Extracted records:
════

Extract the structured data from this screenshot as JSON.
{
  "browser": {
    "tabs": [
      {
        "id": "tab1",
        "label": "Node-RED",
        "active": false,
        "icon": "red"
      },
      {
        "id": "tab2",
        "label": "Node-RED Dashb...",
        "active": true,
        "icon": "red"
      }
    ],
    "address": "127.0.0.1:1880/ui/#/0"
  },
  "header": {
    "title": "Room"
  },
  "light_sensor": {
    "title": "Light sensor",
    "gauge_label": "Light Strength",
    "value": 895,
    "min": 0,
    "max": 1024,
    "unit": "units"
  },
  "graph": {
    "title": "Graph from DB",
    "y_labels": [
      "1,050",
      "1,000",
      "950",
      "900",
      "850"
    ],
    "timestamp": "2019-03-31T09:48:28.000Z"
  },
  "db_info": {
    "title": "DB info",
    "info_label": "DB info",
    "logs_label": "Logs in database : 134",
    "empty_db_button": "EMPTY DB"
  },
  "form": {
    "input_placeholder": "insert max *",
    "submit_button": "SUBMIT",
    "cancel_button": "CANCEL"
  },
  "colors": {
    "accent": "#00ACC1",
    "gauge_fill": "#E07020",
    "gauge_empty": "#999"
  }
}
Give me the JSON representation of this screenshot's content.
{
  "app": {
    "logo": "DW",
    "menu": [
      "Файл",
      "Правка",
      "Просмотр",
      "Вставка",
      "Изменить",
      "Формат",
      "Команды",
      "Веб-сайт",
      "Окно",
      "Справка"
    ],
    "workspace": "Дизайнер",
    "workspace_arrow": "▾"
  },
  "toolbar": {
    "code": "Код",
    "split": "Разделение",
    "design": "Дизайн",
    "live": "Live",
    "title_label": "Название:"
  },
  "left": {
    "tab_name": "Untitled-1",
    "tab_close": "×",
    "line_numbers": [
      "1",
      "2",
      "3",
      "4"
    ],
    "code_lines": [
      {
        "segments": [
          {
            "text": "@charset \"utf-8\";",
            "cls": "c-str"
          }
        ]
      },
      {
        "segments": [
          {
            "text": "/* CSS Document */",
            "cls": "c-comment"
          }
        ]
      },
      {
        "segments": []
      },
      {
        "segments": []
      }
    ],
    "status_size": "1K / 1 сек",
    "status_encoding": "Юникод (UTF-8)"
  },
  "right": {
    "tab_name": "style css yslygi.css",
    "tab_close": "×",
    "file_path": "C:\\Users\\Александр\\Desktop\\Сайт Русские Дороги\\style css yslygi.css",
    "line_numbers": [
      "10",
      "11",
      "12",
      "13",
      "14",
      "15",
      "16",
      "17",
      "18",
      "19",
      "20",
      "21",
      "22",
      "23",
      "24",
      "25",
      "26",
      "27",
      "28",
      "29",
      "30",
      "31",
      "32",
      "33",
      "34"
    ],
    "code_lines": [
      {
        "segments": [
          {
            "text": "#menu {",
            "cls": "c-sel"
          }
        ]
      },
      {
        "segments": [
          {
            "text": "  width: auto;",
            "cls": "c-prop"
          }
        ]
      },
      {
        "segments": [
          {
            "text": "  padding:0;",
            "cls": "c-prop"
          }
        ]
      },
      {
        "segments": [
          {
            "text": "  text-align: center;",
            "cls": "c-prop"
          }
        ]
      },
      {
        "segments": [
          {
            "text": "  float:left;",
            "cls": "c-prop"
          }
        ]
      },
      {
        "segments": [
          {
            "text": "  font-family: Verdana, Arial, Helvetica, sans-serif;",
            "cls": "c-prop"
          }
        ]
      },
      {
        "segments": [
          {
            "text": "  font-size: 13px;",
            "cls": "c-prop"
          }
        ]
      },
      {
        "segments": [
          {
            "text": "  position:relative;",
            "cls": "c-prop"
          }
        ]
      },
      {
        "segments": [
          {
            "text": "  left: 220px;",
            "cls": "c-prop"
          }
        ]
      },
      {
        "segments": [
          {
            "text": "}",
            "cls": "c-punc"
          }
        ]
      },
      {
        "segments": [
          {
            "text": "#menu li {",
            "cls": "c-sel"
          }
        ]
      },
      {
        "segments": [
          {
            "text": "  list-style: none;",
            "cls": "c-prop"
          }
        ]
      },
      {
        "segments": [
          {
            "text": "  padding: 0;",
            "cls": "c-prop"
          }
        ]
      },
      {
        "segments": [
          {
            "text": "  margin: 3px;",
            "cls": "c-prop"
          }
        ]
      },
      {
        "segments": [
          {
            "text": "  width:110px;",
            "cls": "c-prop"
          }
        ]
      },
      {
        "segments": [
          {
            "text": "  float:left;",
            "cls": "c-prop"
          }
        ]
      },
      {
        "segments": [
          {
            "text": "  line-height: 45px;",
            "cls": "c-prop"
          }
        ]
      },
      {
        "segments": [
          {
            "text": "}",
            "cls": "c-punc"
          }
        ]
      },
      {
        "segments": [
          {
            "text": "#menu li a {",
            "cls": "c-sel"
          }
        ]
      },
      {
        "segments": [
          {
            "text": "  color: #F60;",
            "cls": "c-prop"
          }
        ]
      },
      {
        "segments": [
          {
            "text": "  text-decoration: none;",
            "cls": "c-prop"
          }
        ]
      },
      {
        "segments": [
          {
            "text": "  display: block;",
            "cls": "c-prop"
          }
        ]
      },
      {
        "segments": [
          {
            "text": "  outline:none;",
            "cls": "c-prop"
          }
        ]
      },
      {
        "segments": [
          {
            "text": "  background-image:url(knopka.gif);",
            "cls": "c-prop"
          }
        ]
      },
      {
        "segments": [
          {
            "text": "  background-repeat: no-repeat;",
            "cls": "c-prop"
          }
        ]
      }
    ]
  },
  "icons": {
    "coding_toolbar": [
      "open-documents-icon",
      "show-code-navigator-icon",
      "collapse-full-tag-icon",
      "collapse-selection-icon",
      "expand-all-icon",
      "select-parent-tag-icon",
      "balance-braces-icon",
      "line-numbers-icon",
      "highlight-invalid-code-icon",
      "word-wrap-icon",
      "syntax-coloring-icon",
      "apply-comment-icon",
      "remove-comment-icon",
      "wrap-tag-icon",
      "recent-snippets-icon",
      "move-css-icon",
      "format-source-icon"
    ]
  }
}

════

What to work on:
Which lines contain the word "style"? Return each of them.

Reply to the task:
    "tab_name": "style css yslygi.css",
    "file_path": "C:\\Users\\Александр\\Desktop\\Сайт Русские Дороги\\style css yslygi.css",
            "text": "  list-style: none;",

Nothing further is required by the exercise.